TEKS ACUAN.

>>>>>

Dan percayalah, cara terkeren untuk menjadi keren adalah dengan tidak berpikir ingin menjadi keren. Karena takkan mati kau dicaci, takkan kenyang kau dipuji. Asal ingat … tetaplah membumi.

Fiersa Besari, Catatan Juang, hal. 265

Di dalam buku ini menceritakan tentang seorang perempuan bernama Kasuarina yang biasa disapa Suar. Suar yang berarti pohon cemara. Rina yang artinya cahaya pelita. Karena kehidupannya tidak sesuai dengan namanya ia tidak mau dipanggil Rina. Suar bekerja di salah satu bank ternama di Jakarta. Ia berangkat bekerja dengan menggunakan angkutan umum. Pada saat keluar dari angkutan ia menemukan buku bersampul merah tergeletak yang lusuh dan di halaman cover tertulis “Seseorang yang akan menemani setiap langkahmu dengan satu kebaikan kecil setiap harinya tertanda Juang”. Suar berpikir apakah buku ini milik penumpang yang berada di samping saya tadi? Ia kemudian membawa buku itu untuk dikembalikan, mungkin ada petunjuk di dalam buku tersebut.

<<<<<

TUGAS SINGKAT.
Salin kata demi kata bagian teks acuan yang dimulai pada kata-kata "Dan percayalah, cara" dan berhenti setelah kata-kata "ingat … tetaplah membumi.".

BARIS DATA.
>>>>>

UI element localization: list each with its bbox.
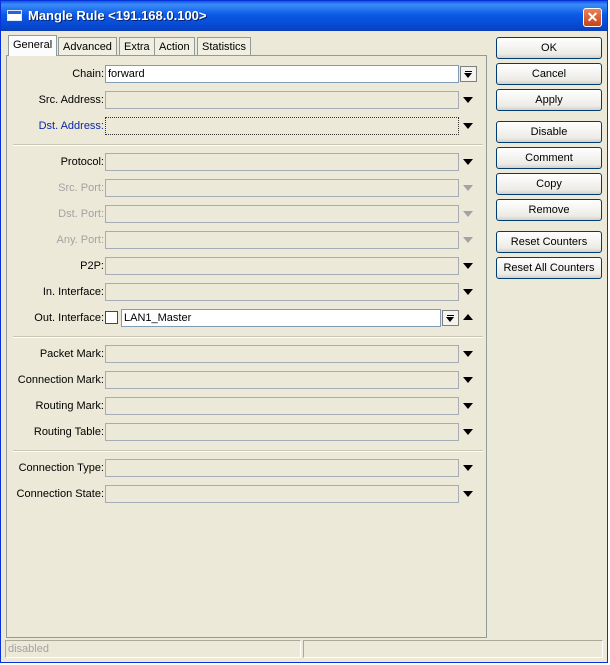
tab-action[interactable]: Action — [154, 37, 195, 55]
separator — [13, 450, 483, 452]
any-port-dropdown-icon — [463, 237, 473, 243]
connection-state-dropdown-icon[interactable] — [463, 491, 473, 497]
disable-button[interactable]: Disable — [496, 121, 602, 143]
src-port-dropdown-icon — [463, 185, 473, 191]
status-text: disabled — [8, 643, 49, 655]
routing-table-field[interactable] — [105, 423, 459, 441]
cancel-button[interactable]: Cancel — [496, 63, 602, 85]
dst-port-dropdown-icon — [463, 211, 473, 217]
out-interface-collapse-icon[interactable] — [463, 314, 473, 320]
chain-dropdown-button[interactable] — [460, 66, 477, 82]
general-panel: Chain: forward Src. Address: Dst. Addres… — [6, 55, 487, 638]
chain-value: forward — [108, 68, 145, 80]
routing-table-dropdown-icon[interactable] — [463, 429, 473, 435]
in-interface-label: In. Interface: — [42, 286, 104, 298]
reset-all-counters-button[interactable]: Reset All Counters — [496, 257, 602, 279]
tab-extra[interactable]: Extra — [119, 37, 155, 55]
out-interface-field[interactable]: LAN1_Master — [121, 309, 441, 327]
src-address-dropdown-icon[interactable] — [463, 97, 473, 103]
close-button[interactable]: ✕ — [583, 8, 602, 27]
mangle-rule-window: Mangle Rule <191.168.0.100> ✕ General Ad… — [0, 0, 608, 663]
packet-mark-dropdown-icon[interactable] — [463, 351, 473, 357]
p2p-field[interactable] — [105, 257, 459, 275]
p2p-label: P2P: — [80, 260, 104, 272]
reset-counters-button[interactable]: Reset Counters — [496, 231, 602, 253]
separator — [13, 144, 483, 146]
chain-field[interactable]: forward — [105, 65, 459, 83]
chain-label: Chain: — [72, 68, 104, 80]
routing-table-label: Routing Table: — [33, 426, 104, 438]
src-port-field — [105, 179, 459, 197]
dst-address-label: Dst. Address: — [38, 120, 104, 132]
tab-advanced[interactable]: Advanced — [58, 37, 117, 55]
in-interface-field[interactable] — [105, 283, 459, 301]
src-address-label: Src. Address: — [38, 94, 104, 106]
src-address-field[interactable] — [105, 91, 459, 109]
packet-mark-field[interactable] — [105, 345, 459, 363]
connection-state-field[interactable] — [105, 485, 459, 503]
connection-mark-field[interactable] — [105, 371, 459, 389]
connection-state-label: Connection State: — [16, 488, 104, 500]
window-icon — [7, 10, 22, 21]
p2p-dropdown-icon[interactable] — [463, 263, 473, 269]
out-interface-label: Out. Interface: — [34, 312, 104, 324]
connection-type-label: Connection Type: — [18, 462, 104, 474]
remove-button[interactable]: Remove — [496, 199, 602, 221]
routing-mark-label: Routing Mark: — [35, 400, 104, 412]
connection-type-dropdown-icon[interactable] — [463, 465, 473, 471]
protocol-field[interactable] — [105, 153, 459, 171]
out-interface-value: LAN1_Master — [124, 312, 192, 324]
connection-mark-dropdown-icon[interactable] — [463, 377, 473, 383]
copy-button[interactable]: Copy — [496, 173, 602, 195]
packet-mark-label: Packet Mark: — [39, 348, 104, 360]
dst-address-dropdown-icon[interactable] — [463, 123, 473, 129]
tab-general[interactable]: General — [8, 35, 58, 56]
title-bar[interactable]: Mangle Rule <191.168.0.100> ✕ — [1, 1, 607, 31]
status-bar-right — [303, 640, 603, 658]
dst-port-field — [105, 205, 459, 223]
out-interface-negate-checkbox[interactable] — [105, 311, 118, 324]
routing-mark-dropdown-icon[interactable] — [463, 403, 473, 409]
dst-port-label: Dst. Port: — [58, 208, 104, 220]
routing-mark-field[interactable] — [105, 397, 459, 415]
close-icon: ✕ — [586, 9, 599, 25]
comment-button[interactable]: Comment — [496, 147, 602, 169]
out-interface-dropdown-button[interactable] — [442, 310, 459, 326]
ok-button[interactable]: OK — [496, 37, 602, 59]
connection-mark-label: Connection Mark: — [17, 374, 104, 386]
any-port-field — [105, 231, 459, 249]
tab-statistics[interactable]: Statistics — [197, 37, 252, 55]
in-interface-dropdown-icon[interactable] — [463, 289, 473, 295]
apply-button[interactable]: Apply — [496, 89, 602, 111]
separator — [13, 336, 483, 338]
protocol-label: Protocol: — [60, 156, 104, 168]
any-port-label: Any. Port: — [56, 234, 104, 246]
status-bar-left: disabled — [5, 640, 301, 658]
window-title: Mangle Rule <191.168.0.100> — [28, 8, 207, 23]
protocol-dropdown-icon[interactable] — [463, 159, 473, 165]
src-port-label: Src. Port: — [58, 182, 104, 194]
connection-type-field[interactable] — [105, 459, 459, 477]
dst-address-field[interactable] — [105, 117, 459, 135]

<<<<<

JAWABAN BENAR.
Dan percayalah, cara terkeren untuk menjadi keren adalah dengan tidak berpikir ingin menjadi keren. Karena takkan mati kau dicaci, takkan kenyang kau dipuji. Asal ingat … tetaplah membumi.